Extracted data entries
** Begin **

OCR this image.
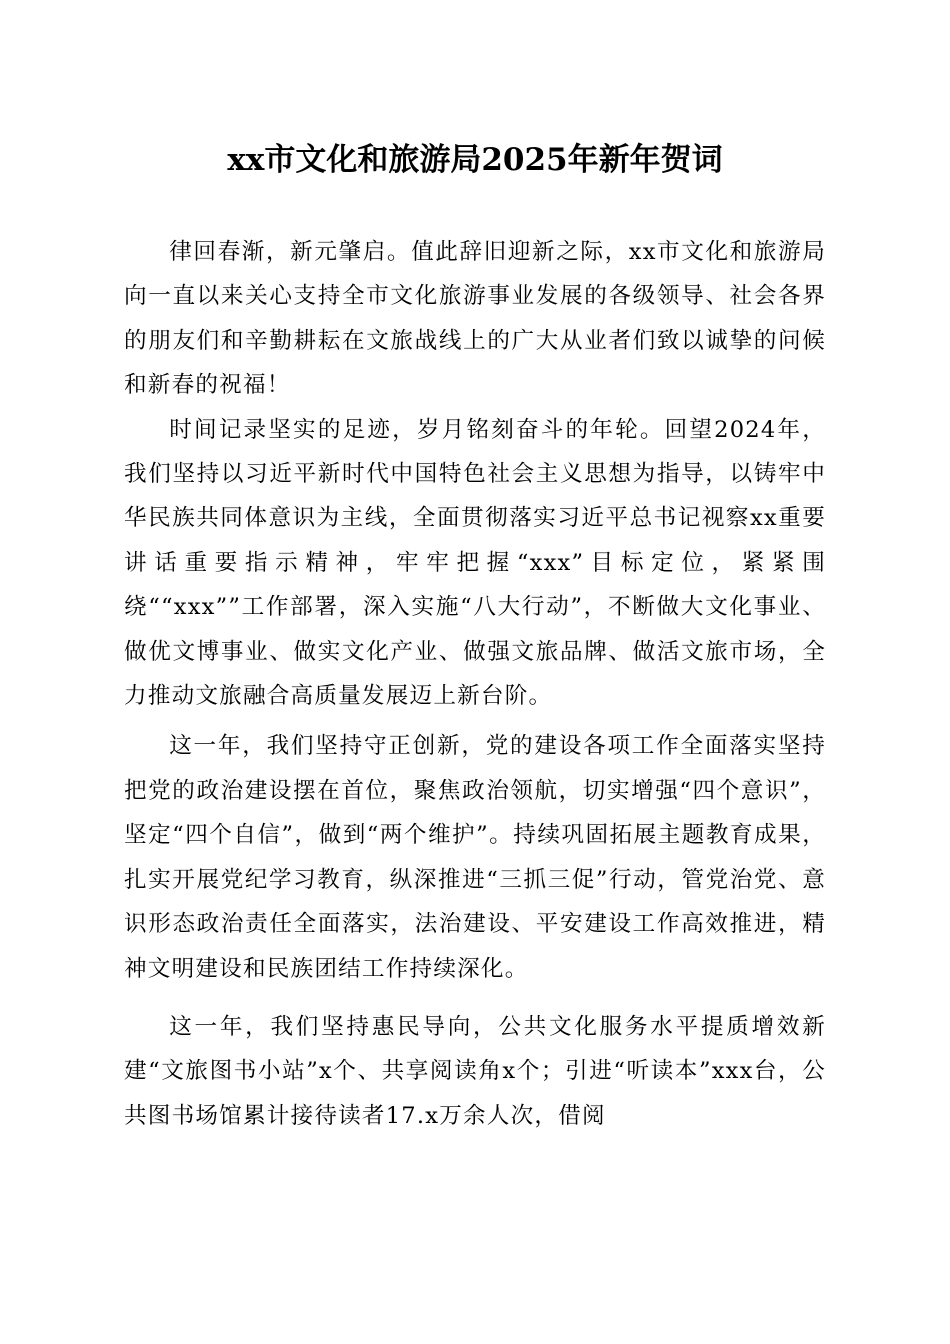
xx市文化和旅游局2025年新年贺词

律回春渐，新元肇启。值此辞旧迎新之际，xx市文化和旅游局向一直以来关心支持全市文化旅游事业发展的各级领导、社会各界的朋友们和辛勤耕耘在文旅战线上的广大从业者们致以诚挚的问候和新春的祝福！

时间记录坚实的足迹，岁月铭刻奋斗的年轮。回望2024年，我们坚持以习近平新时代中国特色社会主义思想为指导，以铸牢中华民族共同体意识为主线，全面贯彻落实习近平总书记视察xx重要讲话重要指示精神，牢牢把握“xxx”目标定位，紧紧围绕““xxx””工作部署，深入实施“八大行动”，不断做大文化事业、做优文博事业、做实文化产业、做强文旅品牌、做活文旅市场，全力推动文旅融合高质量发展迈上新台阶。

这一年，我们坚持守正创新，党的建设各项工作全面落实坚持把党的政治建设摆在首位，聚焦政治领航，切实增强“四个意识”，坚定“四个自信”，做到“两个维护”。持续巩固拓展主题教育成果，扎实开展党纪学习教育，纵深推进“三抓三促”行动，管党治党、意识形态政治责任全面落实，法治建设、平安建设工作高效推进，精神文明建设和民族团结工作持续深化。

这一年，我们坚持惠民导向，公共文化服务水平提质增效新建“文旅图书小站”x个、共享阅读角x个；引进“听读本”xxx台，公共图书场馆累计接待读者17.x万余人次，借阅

** End **

• JOB: Give back every line exactly as it stands, pictures excluded.

• IN RESPONSE:
OCR this image.
xx市文化和旅游局2025年新年贺词

律回春渐，新元肇启。值此辞旧迎新之际，xx市文化和旅游局向一直以来关心支持全市文化旅游事业发展的各级领导、社会各界的朋友们和辛勤耕耘在文旅战线上的广大从业者们致以诚挚的问候和新春的祝福！

时间记录坚实的足迹，岁月铭刻奋斗的年轮。回望2024年，我们坚持以习近平新时代中国特色社会主义思想为指导，以铸牢中华民族共同体意识为主线，全面贯彻落实习近平总书记视察xx重要讲话重要指示精神，牢牢把握“xxx”目标定位，紧紧围绕““xxx””工作部署，深入实施“八大行动”，不断做大文化事业、做优文博事业、做实文化产业、做强文旅品牌、做活文旅市场，全力推动文旅融合高质量发展迈上新台阶。

这一年，我们坚持守正创新，党的建设各项工作全面落实坚持把党的政治建设摆在首位，聚焦政治领航，切实增强“四个意识”，坚定“四个自信”，做到“两个维护”。持续巩固拓展主题教育成果，扎实开展党纪学习教育，纵深推进“三抓三促”行动，管党治党、意识形态政治责任全面落实，法治建设、平安建设工作高效推进，精神文明建设和民族团结工作持续深化。

这一年，我们坚持惠民导向，公共文化服务水平提质增效新建“文旅图书小站”x个、共享阅读角x个；引进“听读本”xxx台，公共图书场馆累计接待读者17.x万余人次，借阅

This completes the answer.